§ Data excerpts
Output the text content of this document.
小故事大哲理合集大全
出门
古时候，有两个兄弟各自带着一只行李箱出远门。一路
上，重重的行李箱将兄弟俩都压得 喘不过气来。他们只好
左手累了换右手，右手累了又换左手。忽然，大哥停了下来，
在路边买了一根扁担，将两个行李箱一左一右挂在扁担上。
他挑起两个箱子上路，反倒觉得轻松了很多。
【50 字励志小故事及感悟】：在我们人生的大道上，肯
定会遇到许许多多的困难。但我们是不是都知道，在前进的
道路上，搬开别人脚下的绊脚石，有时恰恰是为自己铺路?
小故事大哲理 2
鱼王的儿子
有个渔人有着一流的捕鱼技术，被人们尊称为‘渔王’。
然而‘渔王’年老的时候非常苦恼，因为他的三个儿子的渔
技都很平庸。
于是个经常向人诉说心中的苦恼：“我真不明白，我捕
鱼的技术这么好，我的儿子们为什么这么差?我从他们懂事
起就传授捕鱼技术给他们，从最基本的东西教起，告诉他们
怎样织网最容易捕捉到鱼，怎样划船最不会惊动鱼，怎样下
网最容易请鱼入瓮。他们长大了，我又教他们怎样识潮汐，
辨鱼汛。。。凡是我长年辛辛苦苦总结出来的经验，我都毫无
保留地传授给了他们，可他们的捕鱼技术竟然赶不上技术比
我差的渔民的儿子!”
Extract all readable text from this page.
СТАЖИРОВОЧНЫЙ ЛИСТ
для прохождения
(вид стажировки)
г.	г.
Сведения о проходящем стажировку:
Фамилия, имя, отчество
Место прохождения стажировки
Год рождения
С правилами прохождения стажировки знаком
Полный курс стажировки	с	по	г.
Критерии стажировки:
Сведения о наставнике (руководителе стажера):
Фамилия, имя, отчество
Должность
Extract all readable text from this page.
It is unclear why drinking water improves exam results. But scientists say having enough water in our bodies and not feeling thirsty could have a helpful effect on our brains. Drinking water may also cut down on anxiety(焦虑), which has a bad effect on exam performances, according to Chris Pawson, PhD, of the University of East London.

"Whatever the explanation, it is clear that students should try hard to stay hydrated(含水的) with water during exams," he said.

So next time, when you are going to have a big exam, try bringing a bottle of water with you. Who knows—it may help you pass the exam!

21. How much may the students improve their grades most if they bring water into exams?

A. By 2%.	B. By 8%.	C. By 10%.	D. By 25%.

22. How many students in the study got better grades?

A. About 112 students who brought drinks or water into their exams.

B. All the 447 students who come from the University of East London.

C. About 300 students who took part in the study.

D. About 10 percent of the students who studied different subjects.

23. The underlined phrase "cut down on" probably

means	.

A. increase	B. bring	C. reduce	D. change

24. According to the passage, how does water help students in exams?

§ Job
Write out the listing once more, matching it exactly.

§ Exercise answer
Output the text content of this document.
小故事大哲理合集大全
出门
古时候，有两个兄弟各自带着一只行李箱出远门。一路
上，重重的行李箱将兄弟俩都压得 喘不过气来。他们只好
左手累了换右手，右手累了又换左手。忽然，大哥停了下来，
在路边买了一根扁担，将两个行李箱一左一右挂在扁担上。
他挑起两个箱子上路，反倒觉得轻松了很多。
【50 字励志小故事及感悟】：在我们人生的大道上，肯
定会遇到许许多多的困难。但我们是不是都知道，在前进的
道路上，搬开别人脚下的绊脚石，有时恰恰是为自己铺路?
小故事大哲理 2
鱼王的儿子
有个渔人有着一流的捕鱼技术，被人们尊称为‘渔王’。
然而‘渔王’年老的时候非常苦恼，因为他的三个儿子的渔
技都很平庸。
于是个经常向人诉说心中的苦恼：“我真不明白，我捕
鱼的技术这么好，我的儿子们为什么这么差?我从他们懂事
起就传授捕鱼技术给他们，从最基本的东西教起，告诉他们
怎样织网最容易捕捉到鱼，怎样划船最不会惊动鱼，怎样下
网最容易请鱼入瓮。他们长大了，我又教他们怎样识潮汐，
辨鱼汛。。。凡是我长年辛辛苦苦总结出来的经验，我都毫无
保留地传授给了他们，可他们的捕鱼技术竟然赶不上技术比
我差的渔民的儿子!”
Extract all readable text from this page.
СТАЖИРОВОЧНЫЙ ЛИСТ
для прохождения
(вид стажировки)
г.	г.
Сведения о проходящем стажировку:
Фамилия, имя, отчество
Место прохождения стажировки
Год рождения
С правилами прохождения стажировки знаком
Полный курс стажировки	с	по	г.
Критерии стажировки:
Сведения о наставнике (руководителе стажера):
Фамилия, имя, отчество
Должность
Extract all readable text from this page.
It is unclear why drinking water improves exam results. But scientists say having enough water in our bodies and not feeling thirsty could have a helpful effect on our brains. Drinking water may also cut down on anxiety(焦虑), which has a bad effect on exam performances, according to Chris Pawson, PhD, of the University of East London.

"Whatever the explanation, it is clear that students should try hard to stay hydrated(含水的) with water during exams," he said.

So next time, when you are going to have a big exam, try bringing a bottle of water with you. Who knows—it may help you pass the exam!

21. How much may the students improve their grades most if they bring water into exams?

A. By 2%.	B. By 8%.	C. By 10%.	D. By 25%.

22. How many students in the study got better grades?

A. About 112 students who brought drinks or water into their exams.

B. All the 447 students who come from the University of East London.

C. About 300 students who took part in the study.

D. About 10 percent of the students who studied different subjects.

23. The underlined phrase "cut down on" probably

means	.

A. increase	B. bring	C. reduce	D. change

24. According to the passage, how does water help students in exams?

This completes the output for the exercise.